## GIVEN TEXT
New Zealand needs to get real about the harm it’s caused in the Pacific, writes Tulia Thompson in this edited extract from Coral Consciousness: Aotearoa’s Relationship with the Moana — a chapter in a new title in the BWB Texts Series, Beyond These Shores: Aotearoa and the World.
The last time I went home — that painful, impossible word — to Viti was my first return since my father died in 2009. My trips to Viti were usually bookended by visiting Lautoka, on the western side of Viti Levu, the “Sugar City” where Dad grew up and both grandparents worked in the sugar mill.
Lautoka made things that were crazy about my father make sense. Dad always had eight teaspoons of sugar in big mugs of milky, strong tea, which seemed larger than life compared to the reserved fathers of my Pākehā friends. In Lautoka, I learned that’s how tea is drunk.
Sitting cross-legged on woven mats around a tanoa of “grog” on porches or the corrugated iron lean-to, Dad would talanoa in a mix of na vosa vakaviti, old-fashioned-sounding English words, and local Viti slang. Green and brown fields of dense, upright sugar cane met bright, blue sky. Dad was always laughing.
On my last trip, unanchored by my solo travel, I didn’t go to Lautoka as usual. Instead, I travelled to Beqa, the tiny island that our family descends from, 36 square kilometres, and 10 kilometres to the south of Viti Levu. We come from Rukua, the oldest village.
I travelled to Beqa on a small, open boat. It was drizzly, warm but grey. I chatted to local women. One said she would ask around at our village, to see if there was anyone with our name.

## EXERCISE MATERIAL
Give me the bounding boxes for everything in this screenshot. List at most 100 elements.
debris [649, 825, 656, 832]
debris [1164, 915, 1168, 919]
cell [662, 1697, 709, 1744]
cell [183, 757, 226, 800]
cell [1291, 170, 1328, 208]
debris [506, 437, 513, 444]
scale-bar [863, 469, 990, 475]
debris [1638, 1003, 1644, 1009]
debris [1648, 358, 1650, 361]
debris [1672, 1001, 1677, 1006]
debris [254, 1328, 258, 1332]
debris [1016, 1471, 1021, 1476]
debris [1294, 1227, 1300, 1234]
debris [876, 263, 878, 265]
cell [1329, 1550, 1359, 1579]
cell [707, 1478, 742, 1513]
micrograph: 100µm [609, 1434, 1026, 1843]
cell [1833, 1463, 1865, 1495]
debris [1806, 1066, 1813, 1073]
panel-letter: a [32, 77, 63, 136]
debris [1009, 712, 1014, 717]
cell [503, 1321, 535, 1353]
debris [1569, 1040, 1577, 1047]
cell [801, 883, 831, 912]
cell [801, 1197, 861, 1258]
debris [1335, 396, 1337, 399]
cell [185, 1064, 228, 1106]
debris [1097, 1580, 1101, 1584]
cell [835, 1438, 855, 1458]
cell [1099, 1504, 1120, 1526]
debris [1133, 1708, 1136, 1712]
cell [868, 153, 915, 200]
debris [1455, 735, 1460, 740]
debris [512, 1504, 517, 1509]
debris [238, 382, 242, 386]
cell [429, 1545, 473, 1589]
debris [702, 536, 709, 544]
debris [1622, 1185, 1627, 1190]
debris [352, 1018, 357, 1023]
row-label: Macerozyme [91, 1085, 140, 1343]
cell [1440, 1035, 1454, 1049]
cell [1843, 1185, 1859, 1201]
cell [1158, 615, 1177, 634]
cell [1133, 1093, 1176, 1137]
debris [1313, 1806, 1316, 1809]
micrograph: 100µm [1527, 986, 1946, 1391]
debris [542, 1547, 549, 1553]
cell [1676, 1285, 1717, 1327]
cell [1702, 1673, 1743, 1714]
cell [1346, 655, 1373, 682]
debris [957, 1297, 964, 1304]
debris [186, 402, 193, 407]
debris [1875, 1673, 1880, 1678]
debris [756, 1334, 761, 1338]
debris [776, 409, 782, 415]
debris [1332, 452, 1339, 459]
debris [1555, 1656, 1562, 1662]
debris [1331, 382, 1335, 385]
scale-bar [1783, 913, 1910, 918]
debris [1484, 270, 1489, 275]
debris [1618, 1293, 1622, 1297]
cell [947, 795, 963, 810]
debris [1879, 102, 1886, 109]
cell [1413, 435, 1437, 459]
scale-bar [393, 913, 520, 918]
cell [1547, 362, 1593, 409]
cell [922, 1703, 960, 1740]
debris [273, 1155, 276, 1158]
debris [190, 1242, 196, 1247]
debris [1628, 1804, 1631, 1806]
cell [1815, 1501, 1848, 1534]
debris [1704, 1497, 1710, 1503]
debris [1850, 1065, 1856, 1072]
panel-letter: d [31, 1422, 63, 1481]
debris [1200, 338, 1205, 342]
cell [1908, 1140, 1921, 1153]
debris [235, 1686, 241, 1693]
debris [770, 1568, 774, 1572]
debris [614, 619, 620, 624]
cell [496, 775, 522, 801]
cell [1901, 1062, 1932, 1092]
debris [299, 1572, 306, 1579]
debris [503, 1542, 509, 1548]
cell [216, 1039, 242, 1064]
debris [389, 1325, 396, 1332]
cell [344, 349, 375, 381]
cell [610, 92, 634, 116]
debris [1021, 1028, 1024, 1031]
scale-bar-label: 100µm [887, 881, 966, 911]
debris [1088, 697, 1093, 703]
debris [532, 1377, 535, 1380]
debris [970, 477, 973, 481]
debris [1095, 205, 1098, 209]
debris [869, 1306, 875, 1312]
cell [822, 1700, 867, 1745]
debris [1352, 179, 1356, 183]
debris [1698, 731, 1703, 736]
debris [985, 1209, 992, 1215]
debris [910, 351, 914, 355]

## COMPLETE THE FOLLOWING
a. Quote the passage from the extract about returning to Viti, starting with "Lautoka made things" and going on through "was always laughing.".
b. Print the lines of the records, starting with the first line of the records and going on through the line with "scale-bar [393, 913, 520, 918]", both included.

## THE RESULTS
a.
Lautoka made things that were crazy about my father make sense. Dad always had eight teaspoons of sugar in big mugs of milky, strong tea, which seemed larger than life compared to the reserved fathers of my Pākehā friends. In Lautoka, I learned that’s how tea is drunk.
Sitting cross-legged on woven mats around a tanoa of “grog” on porches or the corrugated iron lean-to, Dad would talanoa in a mix of na vosa vakaviti, old-fashioned-sounding English words, and local Viti slang. Green and brown fields of dense, upright sugar cane met bright, blue sky. Dad was always laughing.

b.
Give me the bounding boxes for everything in this screenshot. List at most 100 elements.
debris [649, 825, 656, 832]
debris [1164, 915, 1168, 919]
cell [662, 1697, 709, 1744]
cell [183, 757, 226, 800]
cell [1291, 170, 1328, 208]
debris [506, 437, 513, 444]
scale-bar [863, 469, 990, 475]
debris [1638, 1003, 1644, 1009]
debris [1648, 358, 1650, 361]
debris [1672, 1001, 1677, 1006]
debris [254, 1328, 258, 1332]
debris [1016, 1471, 1021, 1476]
debris [1294, 1227, 1300, 1234]
debris [876, 263, 878, 265]
cell [1329, 1550, 1359, 1579]
cell [707, 1478, 742, 1513]
micrograph: 100µm [609, 1434, 1026, 1843]
cell [1833, 1463, 1865, 1495]
debris [1806, 1066, 1813, 1073]
panel-letter: a [32, 77, 63, 136]
debris [1009, 712, 1014, 717]
cell [503, 1321, 535, 1353]
debris [1569, 1040, 1577, 1047]
cell [801, 883, 831, 912]
cell [801, 1197, 861, 1258]
debris [1335, 396, 1337, 399]
cell [185, 1064, 228, 1106]
debris [1097, 1580, 1101, 1584]
cell [835, 1438, 855, 1458]
cell [1099, 1504, 1120, 1526]
debris [1133, 1708, 1136, 1712]
cell [868, 153, 915, 200]
debris [1455, 735, 1460, 740]
debris [512, 1504, 517, 1509]
debris [238, 382, 242, 386]
cell [429, 1545, 473, 1589]
debris [702, 536, 709, 544]
debris [1622, 1185, 1627, 1190]
debris [352, 1018, 357, 1023]
row-label: Macerozyme [91, 1085, 140, 1343]
cell [1440, 1035, 1454, 1049]
cell [1843, 1185, 1859, 1201]
cell [1158, 615, 1177, 634]
cell [1133, 1093, 1176, 1137]
debris [1313, 1806, 1316, 1809]
micrograph: 100µm [1527, 986, 1946, 1391]
debris [542, 1547, 549, 1553]
cell [1676, 1285, 1717, 1327]
cell [1702, 1673, 1743, 1714]
cell [1346, 655, 1373, 682]
debris [957, 1297, 964, 1304]
debris [186, 402, 193, 407]
debris [1875, 1673, 1880, 1678]
debris [756, 1334, 761, 1338]
debris [776, 409, 782, 415]
debris [1332, 452, 1339, 459]
debris [1555, 1656, 1562, 1662]
debris [1331, 382, 1335, 385]
scale-bar [1783, 913, 1910, 918]
debris [1484, 270, 1489, 275]
debris [1618, 1293, 1622, 1297]
cell [947, 795, 963, 810]
debris [1879, 102, 1886, 109]
cell [1413, 435, 1437, 459]
scale-bar [393, 913, 520, 918]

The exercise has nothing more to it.